## [Information provided]
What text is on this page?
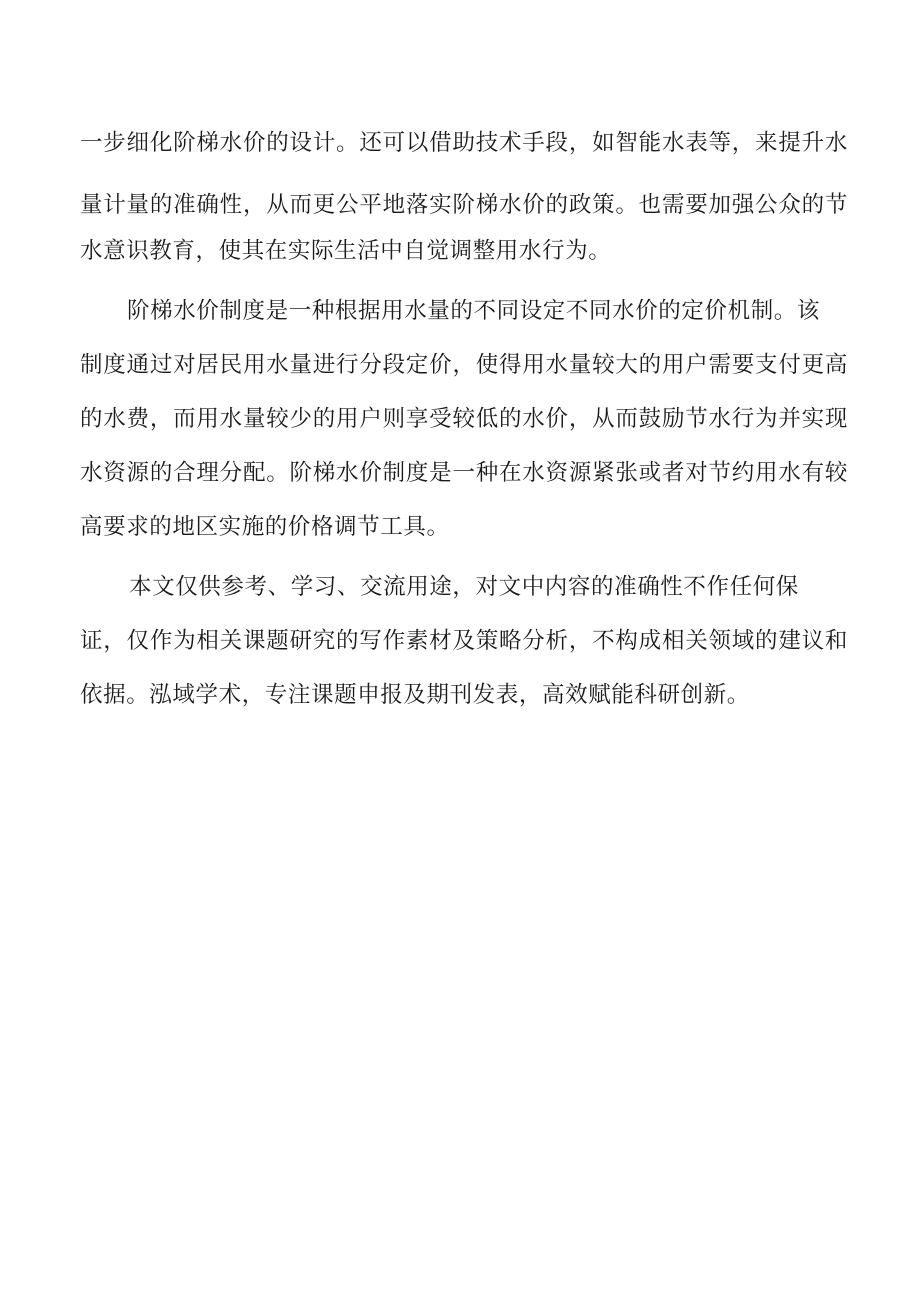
一步细化阶梯水价的设计。还可以借助技术手段，如智能水表等，来提升水

量计量的准确性，从而更公平地落实阶梯水价的政策。也需要加强公众的节

水意识教育，使其在实际生活中自觉调整用水行为。

阶梯水价制度是一种根据用水量的不同设定不同水价的定价机制。该

制度通过对居民用水量进行分段定价，使得用水量较大的用户需要支付更高

的水费，而用水量较少的用户则享受较低的水价，从而鼓励节水行为并实现

水资源的合理分配。阶梯水价制度是一种在水资源紧张或者对节约用水有较

高要求的地区实施的价格调节工具。

本文仅供参考、学习、交流用途，对文中内容的准确性不作任何保

证，仅作为相关课题研究的写作素材及策略分析，不构成相关领域的建议和

依据。泓域学术，专注课题申报及期刊发表，高效赋能科研创新。
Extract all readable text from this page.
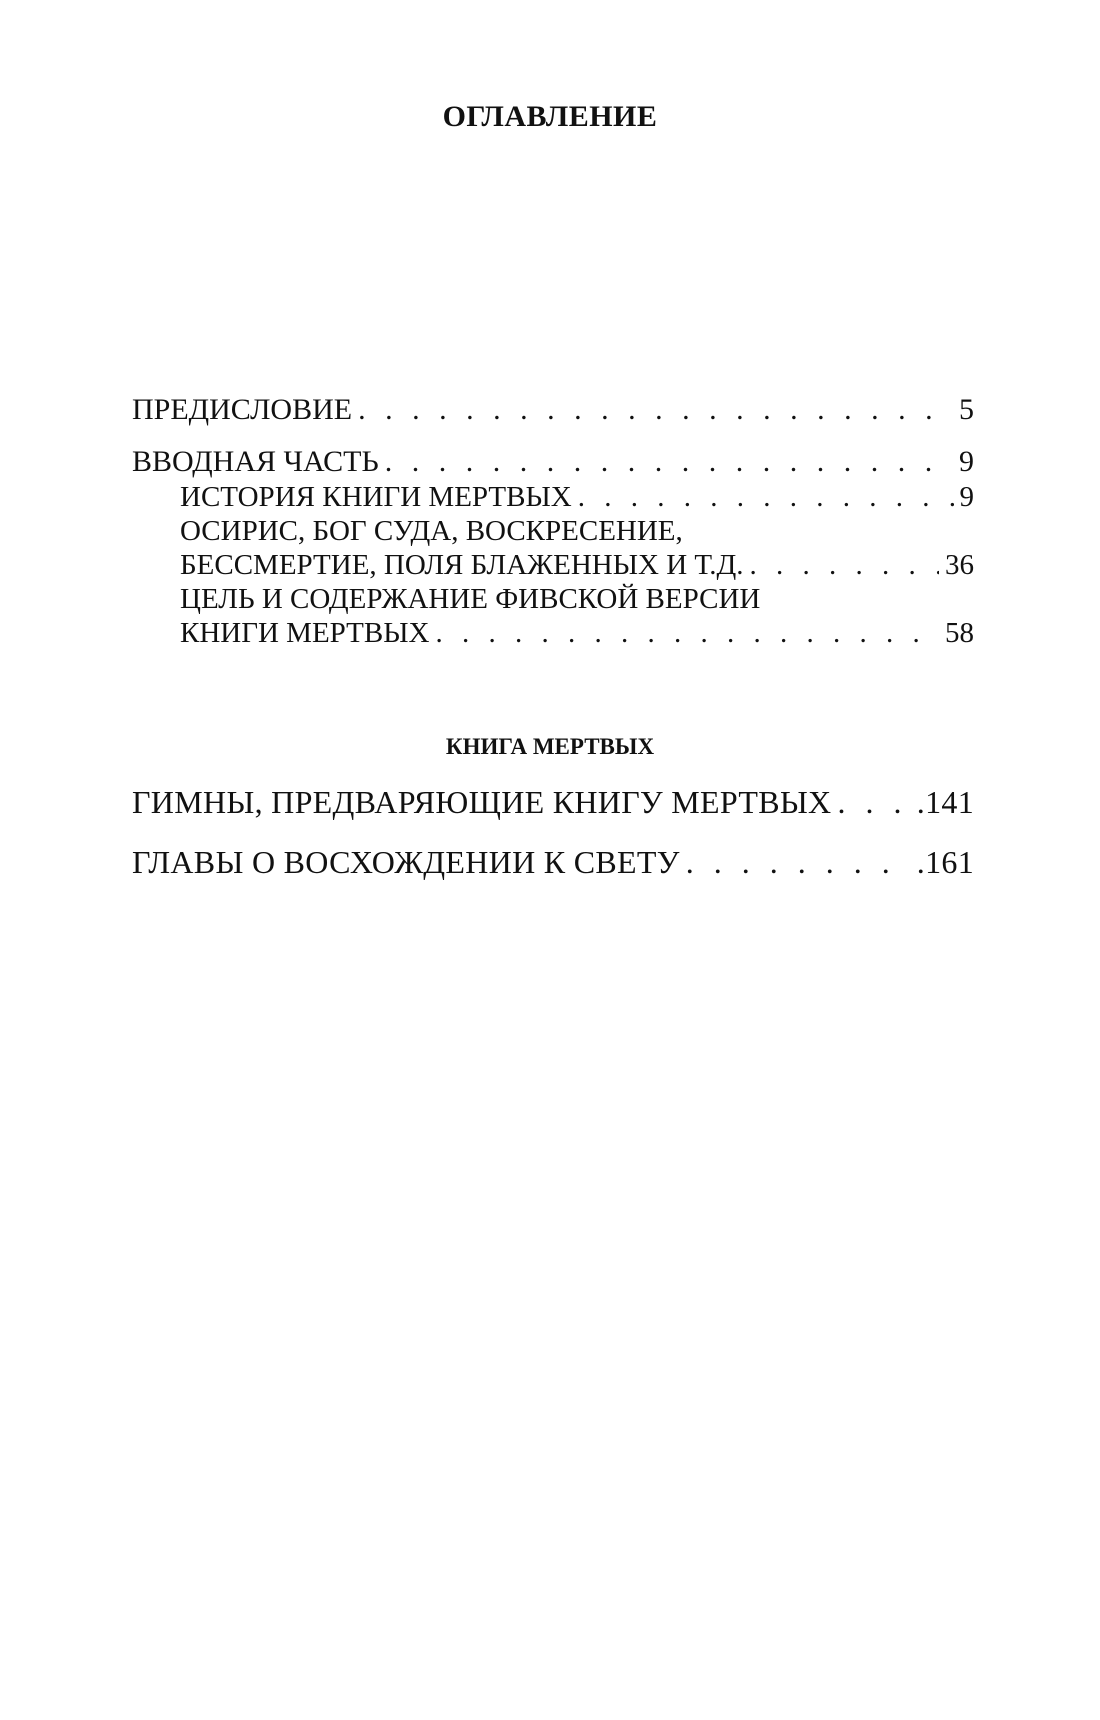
ОГЛАВЛЕНИЕ
ПРЕДИСЛОВИЕ . . .	5
ВВОДНАЯ ЧАСТЬ . . .	9
ИСТОРИЯ КНИГИ МЕРТВЫХ . . .	9
ОСИРИС, БОГ СУДА, ВОСКРЕСЕНИЕ,
БЕССМЕРТИЕ, ПОЛЯ БЛАЖЕННЫХ И Т.Д. . . .	36
ЦЕЛЬ И СОДЕРЖАНИЕ ФИВСКОЙ ВЕРСИИ
КНИГИ МЕРТВЫХ . . .	58
КНИГА МЕРТВЫХ
ГИМНЫ, ПРЕДВАРЯЮЩИЕ КНИГУ МЕРТВЫХ . . .	.141
ГЛАВЫ О ВОСХОЖДЕНИИ К СВЕТУ . . .	.161
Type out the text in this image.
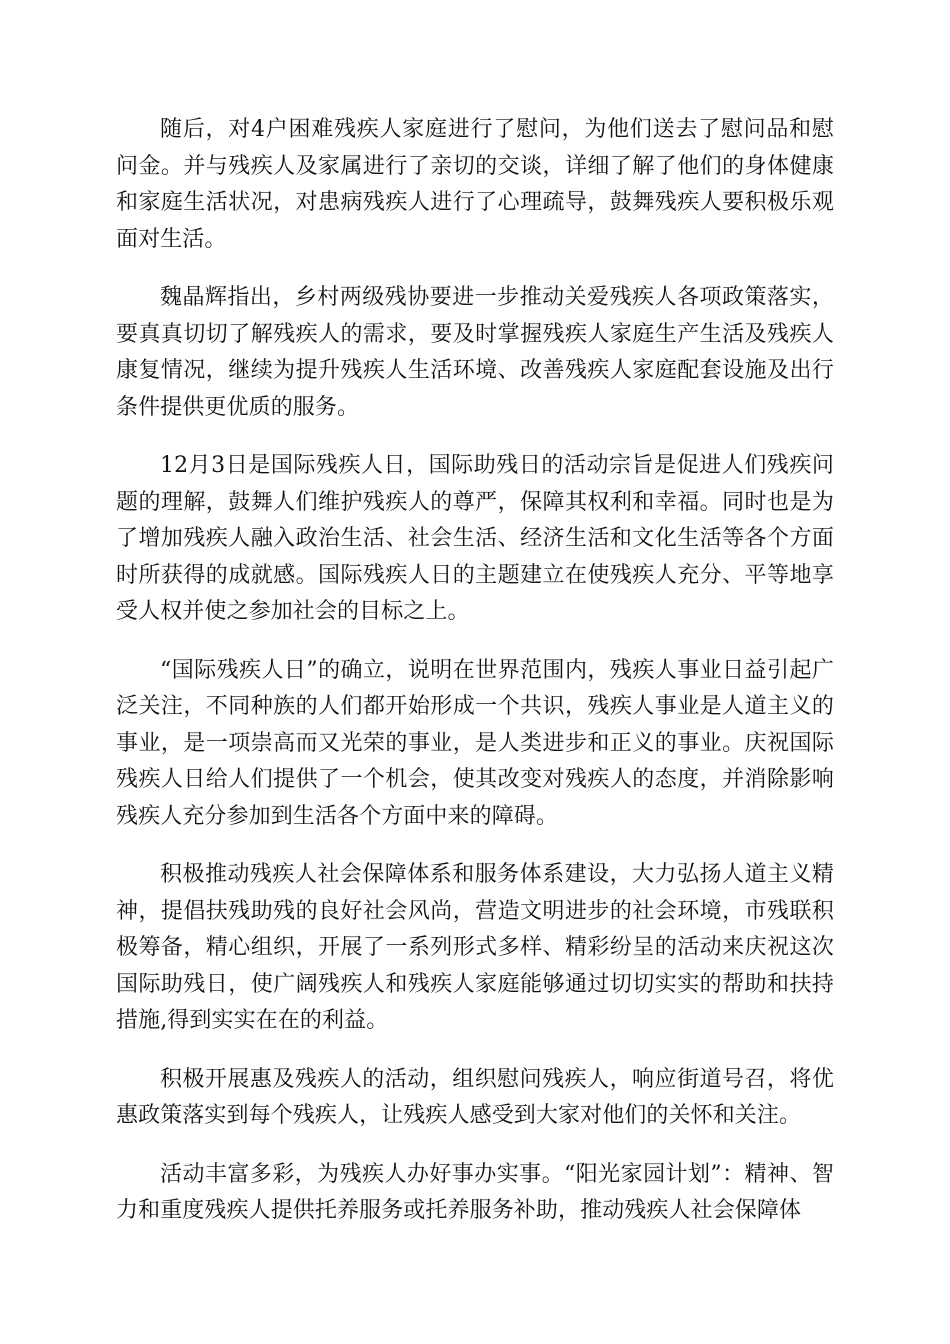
随后，对4户困难残疾人家庭进行了慰问，为他们送去了慰问品和慰问金。并与残疾人及家属进行了亲切的交谈，详细了解了他们的身体健康和家庭生活状况，对患病残疾人进行了心理疏导，鼓舞残疾人要积极乐观面对生活。

魏晶辉指出，乡村两级残协要进一步推动关爱残疾人各项政策落实，要真真切切了解残疾人的需求，要及时掌握残疾人家庭生产生活及残疾人康复情况，继续为提升残疾人生活环境、改善残疾人家庭配套设施及出行条件提供更优质的服务。

12月3日是国际残疾人日，国际助残日的活动宗旨是促进人们残疾问题的理解，鼓舞人们维护残疾人的尊严，保障其权利和幸福。同时也是为了增加残疾人融入政治生活、社会生活、经济生活和文化生活等各个方面时所获得的成就感。国际残疾人日的主题建立在使残疾人充分、平等地享受人权并使之参加社会的目标之上。

“国际残疾人日”的确立，说明在世界范围内，残疾人事业日益引起广泛关注，不同种族的人们都开始形成一个共识，残疾人事业是人道主义的事业，是一项崇高而又光荣的事业，是人类进步和正义的事业。庆祝国际残疾人日给人们提供了一个机会，使其改变对残疾人的态度，并消除影响残疾人充分参加到生活各个方面中来的障碍。

积极推动残疾人社会保障体系和服务体系建设，大力弘扬人道主义精神，提倡扶残助残的良好社会风尚，营造文明进步的社会环境，市残联积极筹备，精心组织，开展了一系列形式多样、精彩纷呈的活动来庆祝这次国际助残日，使广阔残疾人和残疾人家庭能够通过切切实实的帮助和扶持措施,得到实实在在的利益。

积极开展惠及残疾人的活动，组织慰问残疾人，响应街道号召，将优惠政策落实到每个残疾人，让残疾人感受到大家对他们的关怀和关注。

活动丰富多彩，为残疾人办好事办实事。“阳光家园计划”：精神、智力和重度残疾人提供托养服务或托养服务补助，推动残疾人社会保障体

## [Exercise]
Copy out every line holding the string "text".

## [Solution to the exercise]
What text is on this page?
Extract all readable text from this page.
Type out the text in this image.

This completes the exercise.